***** RECORDS TO USE *****
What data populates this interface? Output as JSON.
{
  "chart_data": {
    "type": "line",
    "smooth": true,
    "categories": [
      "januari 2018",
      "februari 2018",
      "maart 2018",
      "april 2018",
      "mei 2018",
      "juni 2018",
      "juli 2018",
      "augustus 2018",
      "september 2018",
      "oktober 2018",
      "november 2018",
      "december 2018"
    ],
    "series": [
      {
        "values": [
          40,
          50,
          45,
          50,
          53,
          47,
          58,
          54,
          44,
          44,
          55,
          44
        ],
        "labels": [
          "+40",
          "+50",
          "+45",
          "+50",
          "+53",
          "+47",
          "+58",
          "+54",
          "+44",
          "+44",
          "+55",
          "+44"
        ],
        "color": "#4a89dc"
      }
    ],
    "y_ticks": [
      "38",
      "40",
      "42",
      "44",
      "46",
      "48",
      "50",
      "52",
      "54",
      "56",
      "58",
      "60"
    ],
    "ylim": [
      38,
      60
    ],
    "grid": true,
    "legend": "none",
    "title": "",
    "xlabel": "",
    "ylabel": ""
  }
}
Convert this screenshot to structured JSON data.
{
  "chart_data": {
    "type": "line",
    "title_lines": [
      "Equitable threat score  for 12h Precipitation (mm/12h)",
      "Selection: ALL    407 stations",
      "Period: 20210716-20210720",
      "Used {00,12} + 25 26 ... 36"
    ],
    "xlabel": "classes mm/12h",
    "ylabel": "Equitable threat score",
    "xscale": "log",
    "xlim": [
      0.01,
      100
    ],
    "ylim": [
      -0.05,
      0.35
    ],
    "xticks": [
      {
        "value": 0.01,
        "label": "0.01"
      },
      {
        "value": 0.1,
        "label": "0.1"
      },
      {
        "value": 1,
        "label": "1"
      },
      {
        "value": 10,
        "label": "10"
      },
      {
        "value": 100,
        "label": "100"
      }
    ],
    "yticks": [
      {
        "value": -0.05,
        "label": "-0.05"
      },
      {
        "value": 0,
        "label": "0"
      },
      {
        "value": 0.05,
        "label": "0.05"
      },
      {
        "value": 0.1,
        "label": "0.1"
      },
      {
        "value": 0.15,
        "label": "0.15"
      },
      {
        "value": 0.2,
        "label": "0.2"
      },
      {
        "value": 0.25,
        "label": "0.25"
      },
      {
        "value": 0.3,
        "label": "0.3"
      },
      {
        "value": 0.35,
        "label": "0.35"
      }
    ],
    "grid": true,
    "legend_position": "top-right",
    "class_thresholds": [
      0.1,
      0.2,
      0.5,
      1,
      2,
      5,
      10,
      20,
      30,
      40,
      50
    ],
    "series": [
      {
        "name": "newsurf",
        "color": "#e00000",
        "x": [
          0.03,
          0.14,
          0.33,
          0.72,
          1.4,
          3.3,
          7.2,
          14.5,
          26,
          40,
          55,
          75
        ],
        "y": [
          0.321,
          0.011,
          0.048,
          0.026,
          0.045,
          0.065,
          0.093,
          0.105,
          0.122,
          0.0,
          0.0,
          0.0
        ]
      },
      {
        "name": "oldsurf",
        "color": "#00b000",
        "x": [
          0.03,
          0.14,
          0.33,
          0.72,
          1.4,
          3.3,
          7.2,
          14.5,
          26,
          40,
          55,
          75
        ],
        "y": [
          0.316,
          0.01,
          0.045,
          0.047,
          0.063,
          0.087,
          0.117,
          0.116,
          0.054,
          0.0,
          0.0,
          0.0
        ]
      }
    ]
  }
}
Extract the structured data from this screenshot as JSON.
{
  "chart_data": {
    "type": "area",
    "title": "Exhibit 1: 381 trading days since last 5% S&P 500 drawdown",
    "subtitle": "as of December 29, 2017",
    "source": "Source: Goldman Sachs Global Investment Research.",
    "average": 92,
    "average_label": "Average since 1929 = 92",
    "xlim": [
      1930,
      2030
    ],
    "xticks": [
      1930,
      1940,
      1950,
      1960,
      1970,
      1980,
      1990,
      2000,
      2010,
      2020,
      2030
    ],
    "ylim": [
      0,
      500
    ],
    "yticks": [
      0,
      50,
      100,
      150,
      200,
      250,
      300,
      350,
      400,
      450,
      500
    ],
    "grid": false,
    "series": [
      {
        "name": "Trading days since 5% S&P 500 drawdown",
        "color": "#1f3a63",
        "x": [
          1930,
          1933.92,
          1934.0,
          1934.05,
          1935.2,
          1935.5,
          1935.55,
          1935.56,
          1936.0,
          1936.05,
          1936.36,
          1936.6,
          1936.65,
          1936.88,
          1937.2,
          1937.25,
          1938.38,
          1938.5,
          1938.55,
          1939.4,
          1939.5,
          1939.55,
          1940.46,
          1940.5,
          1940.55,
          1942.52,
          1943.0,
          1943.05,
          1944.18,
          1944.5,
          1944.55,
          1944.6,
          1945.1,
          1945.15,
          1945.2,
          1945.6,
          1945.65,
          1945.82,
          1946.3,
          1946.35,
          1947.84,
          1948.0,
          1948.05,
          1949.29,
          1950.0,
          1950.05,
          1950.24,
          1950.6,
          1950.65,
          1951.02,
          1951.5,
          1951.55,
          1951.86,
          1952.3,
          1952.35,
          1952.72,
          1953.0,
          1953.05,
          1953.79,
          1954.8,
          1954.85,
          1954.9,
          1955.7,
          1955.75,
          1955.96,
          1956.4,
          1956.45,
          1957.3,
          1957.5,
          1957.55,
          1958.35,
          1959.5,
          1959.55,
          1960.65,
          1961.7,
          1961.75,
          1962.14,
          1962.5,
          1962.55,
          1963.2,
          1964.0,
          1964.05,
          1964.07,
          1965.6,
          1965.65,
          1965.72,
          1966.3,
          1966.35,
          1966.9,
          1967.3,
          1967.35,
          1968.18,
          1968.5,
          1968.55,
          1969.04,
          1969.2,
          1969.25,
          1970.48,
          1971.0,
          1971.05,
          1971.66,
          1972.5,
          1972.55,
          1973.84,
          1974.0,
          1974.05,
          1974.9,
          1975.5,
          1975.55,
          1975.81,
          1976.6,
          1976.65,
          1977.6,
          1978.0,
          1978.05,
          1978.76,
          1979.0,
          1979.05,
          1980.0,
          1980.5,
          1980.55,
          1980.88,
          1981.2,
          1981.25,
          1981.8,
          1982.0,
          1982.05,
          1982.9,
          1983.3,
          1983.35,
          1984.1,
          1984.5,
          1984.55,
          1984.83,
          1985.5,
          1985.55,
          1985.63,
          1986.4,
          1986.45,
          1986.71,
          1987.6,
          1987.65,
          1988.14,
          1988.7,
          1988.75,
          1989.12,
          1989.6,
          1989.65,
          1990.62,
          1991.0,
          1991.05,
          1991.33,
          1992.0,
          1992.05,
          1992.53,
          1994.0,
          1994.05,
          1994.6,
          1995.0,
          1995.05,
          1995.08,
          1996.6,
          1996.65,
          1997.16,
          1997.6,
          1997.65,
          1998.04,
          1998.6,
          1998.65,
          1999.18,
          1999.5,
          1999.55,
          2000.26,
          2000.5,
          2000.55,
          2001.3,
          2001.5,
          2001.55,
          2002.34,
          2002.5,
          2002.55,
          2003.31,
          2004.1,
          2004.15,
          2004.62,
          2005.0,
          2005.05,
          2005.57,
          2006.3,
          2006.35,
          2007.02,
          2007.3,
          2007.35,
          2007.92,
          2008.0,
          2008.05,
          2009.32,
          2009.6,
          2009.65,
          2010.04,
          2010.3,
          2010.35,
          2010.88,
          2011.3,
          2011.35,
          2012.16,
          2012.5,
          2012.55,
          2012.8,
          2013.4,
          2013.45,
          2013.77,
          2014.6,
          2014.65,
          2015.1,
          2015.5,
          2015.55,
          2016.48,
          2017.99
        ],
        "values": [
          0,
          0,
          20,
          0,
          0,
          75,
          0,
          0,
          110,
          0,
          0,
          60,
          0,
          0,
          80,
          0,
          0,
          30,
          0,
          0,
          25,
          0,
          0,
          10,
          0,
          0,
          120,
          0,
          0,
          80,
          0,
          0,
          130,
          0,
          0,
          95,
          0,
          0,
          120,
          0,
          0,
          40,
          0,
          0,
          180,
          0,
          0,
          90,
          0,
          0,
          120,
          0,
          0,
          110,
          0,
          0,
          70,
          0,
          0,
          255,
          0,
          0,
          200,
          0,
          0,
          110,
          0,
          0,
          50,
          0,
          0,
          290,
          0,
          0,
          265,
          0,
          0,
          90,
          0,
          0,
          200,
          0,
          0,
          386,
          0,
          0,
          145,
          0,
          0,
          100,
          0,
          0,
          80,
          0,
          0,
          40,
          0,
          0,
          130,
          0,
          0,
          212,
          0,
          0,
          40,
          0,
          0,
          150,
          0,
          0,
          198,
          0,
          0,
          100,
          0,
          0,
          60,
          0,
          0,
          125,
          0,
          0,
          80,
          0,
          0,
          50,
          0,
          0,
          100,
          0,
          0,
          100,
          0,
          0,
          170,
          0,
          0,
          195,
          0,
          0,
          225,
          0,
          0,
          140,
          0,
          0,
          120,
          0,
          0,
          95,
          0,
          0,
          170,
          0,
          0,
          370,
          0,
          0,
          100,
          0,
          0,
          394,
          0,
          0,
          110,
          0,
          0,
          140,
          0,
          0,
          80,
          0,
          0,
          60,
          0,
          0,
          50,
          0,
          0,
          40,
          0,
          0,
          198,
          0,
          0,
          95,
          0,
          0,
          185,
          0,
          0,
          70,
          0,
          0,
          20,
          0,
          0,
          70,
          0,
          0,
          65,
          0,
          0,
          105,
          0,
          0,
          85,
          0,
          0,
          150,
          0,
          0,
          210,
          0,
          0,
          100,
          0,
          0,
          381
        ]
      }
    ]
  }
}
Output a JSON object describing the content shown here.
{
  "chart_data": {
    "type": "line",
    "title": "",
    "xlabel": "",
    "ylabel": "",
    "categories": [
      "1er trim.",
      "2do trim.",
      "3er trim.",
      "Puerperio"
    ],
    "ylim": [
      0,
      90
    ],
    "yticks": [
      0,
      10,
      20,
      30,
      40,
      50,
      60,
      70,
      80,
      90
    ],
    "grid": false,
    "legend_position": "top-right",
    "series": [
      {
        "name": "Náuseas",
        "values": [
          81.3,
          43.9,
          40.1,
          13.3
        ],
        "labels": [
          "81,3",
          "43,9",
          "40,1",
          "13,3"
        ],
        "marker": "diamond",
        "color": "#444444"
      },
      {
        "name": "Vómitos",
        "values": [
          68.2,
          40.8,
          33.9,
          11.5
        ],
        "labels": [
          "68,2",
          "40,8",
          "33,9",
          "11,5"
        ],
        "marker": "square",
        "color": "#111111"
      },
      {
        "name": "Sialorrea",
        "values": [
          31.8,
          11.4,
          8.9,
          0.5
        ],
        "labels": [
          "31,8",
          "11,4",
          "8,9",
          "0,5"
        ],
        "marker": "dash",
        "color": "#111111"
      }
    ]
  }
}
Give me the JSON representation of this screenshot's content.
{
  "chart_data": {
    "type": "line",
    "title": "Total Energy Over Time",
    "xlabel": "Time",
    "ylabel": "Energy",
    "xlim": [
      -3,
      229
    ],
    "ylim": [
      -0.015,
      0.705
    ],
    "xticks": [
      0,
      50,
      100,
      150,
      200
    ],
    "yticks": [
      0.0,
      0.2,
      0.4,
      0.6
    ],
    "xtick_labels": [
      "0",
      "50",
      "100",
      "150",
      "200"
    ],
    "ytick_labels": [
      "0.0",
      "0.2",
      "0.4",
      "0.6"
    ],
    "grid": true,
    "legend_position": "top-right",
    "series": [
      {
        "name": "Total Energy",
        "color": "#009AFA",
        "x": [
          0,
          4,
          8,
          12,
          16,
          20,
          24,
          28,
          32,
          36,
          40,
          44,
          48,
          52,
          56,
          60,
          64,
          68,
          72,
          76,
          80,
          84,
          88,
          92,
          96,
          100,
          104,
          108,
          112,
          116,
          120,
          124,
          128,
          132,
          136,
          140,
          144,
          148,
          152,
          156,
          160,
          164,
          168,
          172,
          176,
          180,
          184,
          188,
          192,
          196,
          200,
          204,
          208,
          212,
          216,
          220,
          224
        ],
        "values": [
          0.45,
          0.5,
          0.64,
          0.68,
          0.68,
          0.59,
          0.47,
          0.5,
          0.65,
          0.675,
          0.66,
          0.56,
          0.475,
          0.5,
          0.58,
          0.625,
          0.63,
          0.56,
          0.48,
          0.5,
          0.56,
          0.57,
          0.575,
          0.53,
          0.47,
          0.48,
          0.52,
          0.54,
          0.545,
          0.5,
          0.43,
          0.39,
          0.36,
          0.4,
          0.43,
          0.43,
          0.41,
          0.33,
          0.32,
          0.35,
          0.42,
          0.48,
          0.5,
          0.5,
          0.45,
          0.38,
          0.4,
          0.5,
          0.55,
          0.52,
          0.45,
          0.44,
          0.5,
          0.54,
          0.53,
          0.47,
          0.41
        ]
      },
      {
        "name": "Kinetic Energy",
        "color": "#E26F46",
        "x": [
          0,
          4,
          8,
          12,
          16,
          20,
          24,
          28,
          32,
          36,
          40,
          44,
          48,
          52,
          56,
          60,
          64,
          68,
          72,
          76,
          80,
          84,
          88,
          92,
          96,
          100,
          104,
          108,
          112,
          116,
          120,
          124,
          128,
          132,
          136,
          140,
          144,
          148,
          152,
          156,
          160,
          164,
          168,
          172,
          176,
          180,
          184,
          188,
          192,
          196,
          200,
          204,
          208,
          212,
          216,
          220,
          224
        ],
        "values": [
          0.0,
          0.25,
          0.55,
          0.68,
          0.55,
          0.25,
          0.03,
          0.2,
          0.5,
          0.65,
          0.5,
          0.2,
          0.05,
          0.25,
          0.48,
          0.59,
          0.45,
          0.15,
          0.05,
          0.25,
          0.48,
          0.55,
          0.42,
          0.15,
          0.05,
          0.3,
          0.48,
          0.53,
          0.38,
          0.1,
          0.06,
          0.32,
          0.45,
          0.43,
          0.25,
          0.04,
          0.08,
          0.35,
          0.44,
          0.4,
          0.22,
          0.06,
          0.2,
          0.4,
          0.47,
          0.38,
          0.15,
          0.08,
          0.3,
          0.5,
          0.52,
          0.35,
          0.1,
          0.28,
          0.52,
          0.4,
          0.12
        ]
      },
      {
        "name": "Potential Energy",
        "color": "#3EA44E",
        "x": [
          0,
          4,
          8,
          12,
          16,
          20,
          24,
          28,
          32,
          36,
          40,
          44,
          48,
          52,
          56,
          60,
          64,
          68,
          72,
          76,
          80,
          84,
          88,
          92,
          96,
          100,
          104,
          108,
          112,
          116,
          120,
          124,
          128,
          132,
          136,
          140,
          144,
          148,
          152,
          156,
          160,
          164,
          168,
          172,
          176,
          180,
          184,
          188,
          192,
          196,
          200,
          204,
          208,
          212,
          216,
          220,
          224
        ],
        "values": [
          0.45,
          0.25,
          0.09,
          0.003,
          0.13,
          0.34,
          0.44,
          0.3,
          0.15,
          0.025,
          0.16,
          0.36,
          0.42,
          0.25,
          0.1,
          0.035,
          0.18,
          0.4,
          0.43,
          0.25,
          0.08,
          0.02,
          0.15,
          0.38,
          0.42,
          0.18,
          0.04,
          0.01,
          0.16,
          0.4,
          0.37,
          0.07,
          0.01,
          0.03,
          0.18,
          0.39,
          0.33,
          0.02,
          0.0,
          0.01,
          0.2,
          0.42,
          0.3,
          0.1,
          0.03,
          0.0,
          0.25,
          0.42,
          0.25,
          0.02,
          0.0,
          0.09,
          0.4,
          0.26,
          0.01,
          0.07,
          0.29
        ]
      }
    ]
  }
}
*****
• _WHAT NEEDS TO BE DONE_:
Scan the material and collect every line that contains "Output".

• _SOLUTION BELOW_:
What data populates this interface? Output as JSON.
Output a JSON object describing the content shown here.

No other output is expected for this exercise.